> _What you are asked to do_
Wherever a line below holds the word "suffocation", copy that line.
--- Start of Task data ---
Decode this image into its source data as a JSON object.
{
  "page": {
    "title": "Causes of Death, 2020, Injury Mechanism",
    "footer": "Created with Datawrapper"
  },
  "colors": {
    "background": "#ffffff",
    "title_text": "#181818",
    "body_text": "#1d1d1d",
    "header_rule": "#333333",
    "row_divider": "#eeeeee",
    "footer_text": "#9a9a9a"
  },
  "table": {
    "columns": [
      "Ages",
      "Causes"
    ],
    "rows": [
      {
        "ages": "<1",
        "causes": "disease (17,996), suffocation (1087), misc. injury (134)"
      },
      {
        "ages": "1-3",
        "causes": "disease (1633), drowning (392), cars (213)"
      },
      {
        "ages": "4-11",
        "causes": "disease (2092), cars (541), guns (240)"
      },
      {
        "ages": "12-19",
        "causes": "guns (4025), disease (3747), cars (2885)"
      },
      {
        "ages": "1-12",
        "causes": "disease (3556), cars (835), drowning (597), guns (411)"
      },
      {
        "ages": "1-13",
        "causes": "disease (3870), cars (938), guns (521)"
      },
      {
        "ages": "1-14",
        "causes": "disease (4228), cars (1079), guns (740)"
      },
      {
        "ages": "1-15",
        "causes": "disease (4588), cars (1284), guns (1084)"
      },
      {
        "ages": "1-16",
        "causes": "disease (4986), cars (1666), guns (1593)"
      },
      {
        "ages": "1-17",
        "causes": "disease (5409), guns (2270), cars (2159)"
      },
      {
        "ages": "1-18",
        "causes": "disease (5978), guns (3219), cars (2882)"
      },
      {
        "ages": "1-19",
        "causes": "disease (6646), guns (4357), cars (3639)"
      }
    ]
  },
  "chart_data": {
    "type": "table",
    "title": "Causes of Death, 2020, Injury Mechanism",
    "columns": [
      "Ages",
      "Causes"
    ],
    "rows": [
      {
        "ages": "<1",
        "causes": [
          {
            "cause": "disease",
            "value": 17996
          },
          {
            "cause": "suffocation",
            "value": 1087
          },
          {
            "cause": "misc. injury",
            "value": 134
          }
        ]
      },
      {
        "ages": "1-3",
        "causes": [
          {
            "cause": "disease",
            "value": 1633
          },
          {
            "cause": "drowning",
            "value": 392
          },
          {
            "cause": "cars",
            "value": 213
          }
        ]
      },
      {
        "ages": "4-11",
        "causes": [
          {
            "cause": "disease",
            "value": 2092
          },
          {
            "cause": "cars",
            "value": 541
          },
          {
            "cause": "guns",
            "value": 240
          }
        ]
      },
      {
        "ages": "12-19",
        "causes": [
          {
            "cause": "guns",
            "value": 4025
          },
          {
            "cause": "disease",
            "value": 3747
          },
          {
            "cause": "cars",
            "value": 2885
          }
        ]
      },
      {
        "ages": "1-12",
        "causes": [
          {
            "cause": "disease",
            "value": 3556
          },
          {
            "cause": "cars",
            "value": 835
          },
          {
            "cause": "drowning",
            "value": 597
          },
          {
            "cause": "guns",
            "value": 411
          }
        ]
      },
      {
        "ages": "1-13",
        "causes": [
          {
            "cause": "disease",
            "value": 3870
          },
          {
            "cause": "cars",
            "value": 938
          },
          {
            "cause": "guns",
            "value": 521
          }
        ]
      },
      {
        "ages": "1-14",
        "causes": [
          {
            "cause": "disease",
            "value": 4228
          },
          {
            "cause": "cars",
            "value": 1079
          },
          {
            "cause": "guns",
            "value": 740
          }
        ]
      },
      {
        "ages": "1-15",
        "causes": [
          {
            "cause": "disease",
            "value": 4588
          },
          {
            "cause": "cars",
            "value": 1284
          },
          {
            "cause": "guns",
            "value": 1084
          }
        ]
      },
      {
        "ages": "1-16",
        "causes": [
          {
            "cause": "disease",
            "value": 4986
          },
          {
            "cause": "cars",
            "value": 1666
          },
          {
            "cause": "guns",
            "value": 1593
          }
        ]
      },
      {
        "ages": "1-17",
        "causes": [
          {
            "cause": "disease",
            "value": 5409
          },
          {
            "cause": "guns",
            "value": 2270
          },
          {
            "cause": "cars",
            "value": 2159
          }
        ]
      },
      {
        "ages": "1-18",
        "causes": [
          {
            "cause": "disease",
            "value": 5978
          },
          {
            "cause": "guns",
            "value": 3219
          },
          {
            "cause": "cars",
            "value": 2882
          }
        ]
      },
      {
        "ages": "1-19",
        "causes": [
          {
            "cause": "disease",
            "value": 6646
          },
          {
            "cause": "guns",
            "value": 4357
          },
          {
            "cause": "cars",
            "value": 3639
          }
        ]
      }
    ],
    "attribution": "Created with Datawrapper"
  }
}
--- End of Task data ---
> _The completed task_
        "causes": "disease (17,996), suffocation (1087), misc. injury (134)"
            "cause": "suffocation",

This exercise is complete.